**Problem description**
The entries below should be transcribed in their entirety, exactly as written.

**Record set**
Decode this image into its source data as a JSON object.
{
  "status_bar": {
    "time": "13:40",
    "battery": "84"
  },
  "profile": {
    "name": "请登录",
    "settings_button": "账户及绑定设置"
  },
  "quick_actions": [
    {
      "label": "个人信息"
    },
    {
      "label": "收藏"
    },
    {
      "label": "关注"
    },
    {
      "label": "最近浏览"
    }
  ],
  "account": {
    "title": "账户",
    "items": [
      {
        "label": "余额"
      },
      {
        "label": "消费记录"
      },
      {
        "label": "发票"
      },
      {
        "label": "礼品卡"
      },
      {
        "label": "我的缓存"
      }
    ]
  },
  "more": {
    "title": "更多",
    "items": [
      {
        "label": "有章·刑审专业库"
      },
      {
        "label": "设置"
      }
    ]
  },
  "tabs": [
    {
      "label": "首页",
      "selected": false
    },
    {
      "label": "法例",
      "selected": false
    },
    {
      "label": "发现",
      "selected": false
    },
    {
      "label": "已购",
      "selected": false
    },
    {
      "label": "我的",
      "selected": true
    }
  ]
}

**Completed task**
Decode this image into its source data as a JSON object.
{
  "status_bar": {
    "time": "13:40",
    "battery": "84"
  },
  "profile": {
    "name": "请登录",
    "settings_button": "账户及绑定设置"
  },
  "quick_actions": [
    {
      "label": "个人信息"
    },
    {
      "label": "收藏"
    },
    {
      "label": "关注"
    },
    {
      "label": "最近浏览"
    }
  ],
  "account": {
    "title": "账户",
    "items": [
      {
        "label": "余额"
      },
      {
        "label": "消费记录"
      },
      {
        "label": "发票"
      },
      {
        "label": "礼品卡"
      },
      {
        "label": "我的缓存"
      }
    ]
  },
  "more": {
    "title": "更多",
    "items": [
      {
        "label": "有章·刑审专业库"
      },
      {
        "label": "设置"
      }
    ]
  },
  "tabs": [
    {
      "label": "首页",
      "selected": false
    },
    {
      "label": "法例",
      "selected": false
    },
    {
      "label": "发现",
      "selected": false
    },
    {
      "label": "已购",
      "selected": false
    },
    {
      "label": "我的",
      "selected": true
    }
  ]
}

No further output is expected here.